Records shown:
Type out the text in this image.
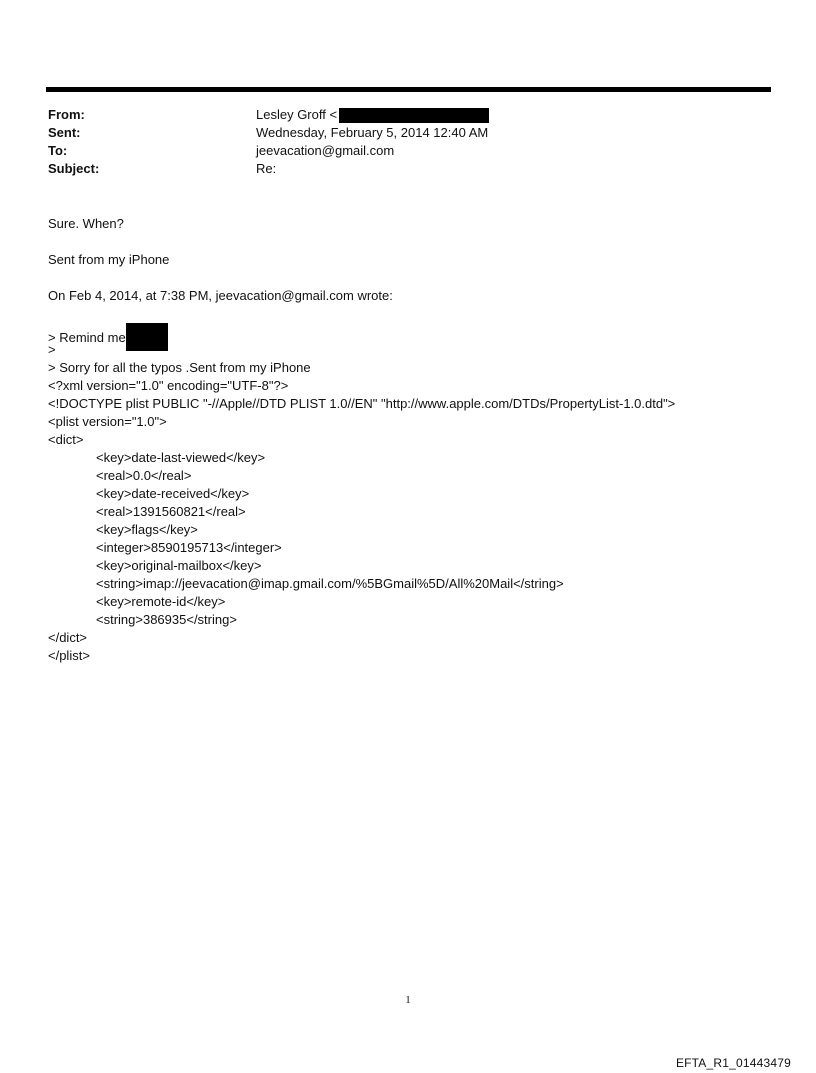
From:	Lesley Groff <
Sent:	Wednesday, February 5, 2014 12:40 AM
To:	jeevacation@gmail.com
Subject:	Re:
Sure. When?
Sent from my iPhone
On Feb 4, 2014, at 7:38 PM, jeevacation@gmail.com wrote:
> Remind me
>
> Sorry for all the typos .Sent from my iPhone
<?xml version="1.0" encoding="UTF-8"?>
<!DOCTYPE plist PUBLIC "-//Apple//DTD PLIST 1.0//EN" "http://www.apple.com/DTDs/PropertyList-1.0.dtd">
<plist version="1.0">
<dict>
<key>date-last-viewed</key>
<real>0.0</real>
<key>date-received</key>
<real>1391560821</real>
<key>flags</key>
<integer>8590195713</integer>
<key>original-mailbox</key>
<string>imap://jeevacation@imap.gmail.com/%5BGmail%5D/All%20Mail</string>
<key>remote-id</key>
<string>386935</string>
</dict>
</plist>
1
EFTA_R1_01443479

Short exercise: Repeat every record above exactly, but leave out any pictures.

Solution for this problem:
Type out the text in this image.
From:	Lesley Groff <
Sent:	Wednesday, February 5, 2014 12:40 AM
To:	jeevacation@gmail.com
Subject:	Re:
Sure. When?
Sent from my iPhone
On Feb 4, 2014, at 7:38 PM, jeevacation@gmail.com wrote:
> Remind me
>
> Sorry for all the typos .Sent from my iPhone
<?xml version="1.0" encoding="UTF-8"?>
<!DOCTYPE plist PUBLIC "-//Apple//DTD PLIST 1.0//EN" "http://www.apple.com/DTDs/PropertyList-1.0.dtd">
<plist version="1.0">
<dict>
<key>date-last-viewed</key>
<real>0.0</real>
<key>date-received</key>
<real>1391560821</real>
<key>flags</key>
<integer>8590195713</integer>
<key>original-mailbox</key>
<string>imap://jeevacation@imap.gmail.com/%5BGmail%5D/All%20Mail</string>
<key>remote-id</key>
<string>386935</string>
</dict>
</plist>
1
EFTA_R1_01443479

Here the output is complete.